◆ TASK TO CARRY OUT
Repeat all of the material exactly as given.

## begin RECORD EXCERPTS

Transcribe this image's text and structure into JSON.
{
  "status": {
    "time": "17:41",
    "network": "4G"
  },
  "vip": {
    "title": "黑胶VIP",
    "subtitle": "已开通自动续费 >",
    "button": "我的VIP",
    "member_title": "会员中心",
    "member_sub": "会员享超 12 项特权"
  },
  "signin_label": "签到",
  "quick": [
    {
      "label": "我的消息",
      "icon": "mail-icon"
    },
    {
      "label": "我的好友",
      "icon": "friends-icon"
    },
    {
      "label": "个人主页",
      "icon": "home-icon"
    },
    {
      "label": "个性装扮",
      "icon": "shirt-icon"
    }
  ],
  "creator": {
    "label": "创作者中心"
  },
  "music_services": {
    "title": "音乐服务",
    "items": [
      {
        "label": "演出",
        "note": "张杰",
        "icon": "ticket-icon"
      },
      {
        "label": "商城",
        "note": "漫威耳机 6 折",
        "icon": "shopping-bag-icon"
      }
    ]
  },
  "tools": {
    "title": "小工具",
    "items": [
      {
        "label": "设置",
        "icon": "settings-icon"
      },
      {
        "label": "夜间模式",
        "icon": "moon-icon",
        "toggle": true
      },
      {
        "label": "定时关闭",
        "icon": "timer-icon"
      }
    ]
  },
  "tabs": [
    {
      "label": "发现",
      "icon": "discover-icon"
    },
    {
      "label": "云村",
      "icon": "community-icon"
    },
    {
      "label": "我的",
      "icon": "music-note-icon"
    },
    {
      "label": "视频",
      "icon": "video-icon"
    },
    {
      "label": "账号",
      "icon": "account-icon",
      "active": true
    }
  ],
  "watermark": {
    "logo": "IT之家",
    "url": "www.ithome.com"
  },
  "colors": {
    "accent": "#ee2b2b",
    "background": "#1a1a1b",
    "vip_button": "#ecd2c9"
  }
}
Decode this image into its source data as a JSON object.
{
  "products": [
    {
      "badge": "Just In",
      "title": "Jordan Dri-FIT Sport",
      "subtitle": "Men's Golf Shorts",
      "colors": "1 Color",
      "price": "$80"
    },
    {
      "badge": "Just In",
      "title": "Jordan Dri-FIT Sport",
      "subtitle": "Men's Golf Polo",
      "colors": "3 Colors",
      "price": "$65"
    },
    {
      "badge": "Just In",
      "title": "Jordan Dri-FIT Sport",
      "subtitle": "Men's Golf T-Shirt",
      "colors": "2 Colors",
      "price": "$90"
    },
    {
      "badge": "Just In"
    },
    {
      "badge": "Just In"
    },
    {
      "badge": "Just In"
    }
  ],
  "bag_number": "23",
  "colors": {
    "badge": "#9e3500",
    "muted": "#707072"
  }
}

## end RECORD EXCERPTS

◆ RESULT OF THIS EXERCISE
Transcribe this image's text and structure into JSON.
{
  "status": {
    "time": "17:41",
    "network": "4G"
  },
  "vip": {
    "title": "黑胶VIP",
    "subtitle": "已开通自动续费 >",
    "button": "我的VIP",
    "member_title": "会员中心",
    "member_sub": "会员享超 12 项特权"
  },
  "signin_label": "签到",
  "quick": [
    {
      "label": "我的消息",
      "icon": "mail-icon"
    },
    {
      "label": "我的好友",
      "icon": "friends-icon"
    },
    {
      "label": "个人主页",
      "icon": "home-icon"
    },
    {
      "label": "个性装扮",
      "icon": "shirt-icon"
    }
  ],
  "creator": {
    "label": "创作者中心"
  },
  "music_services": {
    "title": "音乐服务",
    "items": [
      {
        "label": "演出",
        "note": "张杰",
        "icon": "ticket-icon"
      },
      {
        "label": "商城",
        "note": "漫威耳机 6 折",
        "icon": "shopping-bag-icon"
      }
    ]
  },
  "tools": {
    "title": "小工具",
    "items": [
      {
        "label": "设置",
        "icon": "settings-icon"
      },
      {
        "label": "夜间模式",
        "icon": "moon-icon",
        "toggle": true
      },
      {
        "label": "定时关闭",
        "icon": "timer-icon"
      }
    ]
  },
  "tabs": [
    {
      "label": "发现",
      "icon": "discover-icon"
    },
    {
      "label": "云村",
      "icon": "community-icon"
    },
    {
      "label": "我的",
      "icon": "music-note-icon"
    },
    {
      "label": "视频",
      "icon": "video-icon"
    },
    {
      "label": "账号",
      "icon": "account-icon",
      "active": true
    }
  ],
  "watermark": {
    "logo": "IT之家",
    "url": "www.ithome.com"
  },
  "colors": {
    "accent": "#ee2b2b",
    "background": "#1a1a1b",
    "vip_button": "#ecd2c9"
  }
}
Decode this image into its source data as a JSON object.
{
  "products": [
    {
      "badge": "Just In",
      "title": "Jordan Dri-FIT Sport",
      "subtitle": "Men's Golf Shorts",
      "colors": "1 Color",
      "price": "$80"
    },
    {
      "badge": "Just In",
      "title": "Jordan Dri-FIT Sport",
      "subtitle": "Men's Golf Polo",
      "colors": "3 Colors",
      "price": "$65"
    },
    {
      "badge": "Just In",
      "title": "Jordan Dri-FIT Sport",
      "subtitle": "Men's Golf T-Shirt",
      "colors": "2 Colors",
      "price": "$90"
    },
    {
      "badge": "Just In"
    },
    {
      "badge": "Just In"
    },
    {
      "badge": "Just In"
    }
  ],
  "bag_number": "23",
  "colors": {
    "badge": "#9e3500",
    "muted": "#707072"
  }
}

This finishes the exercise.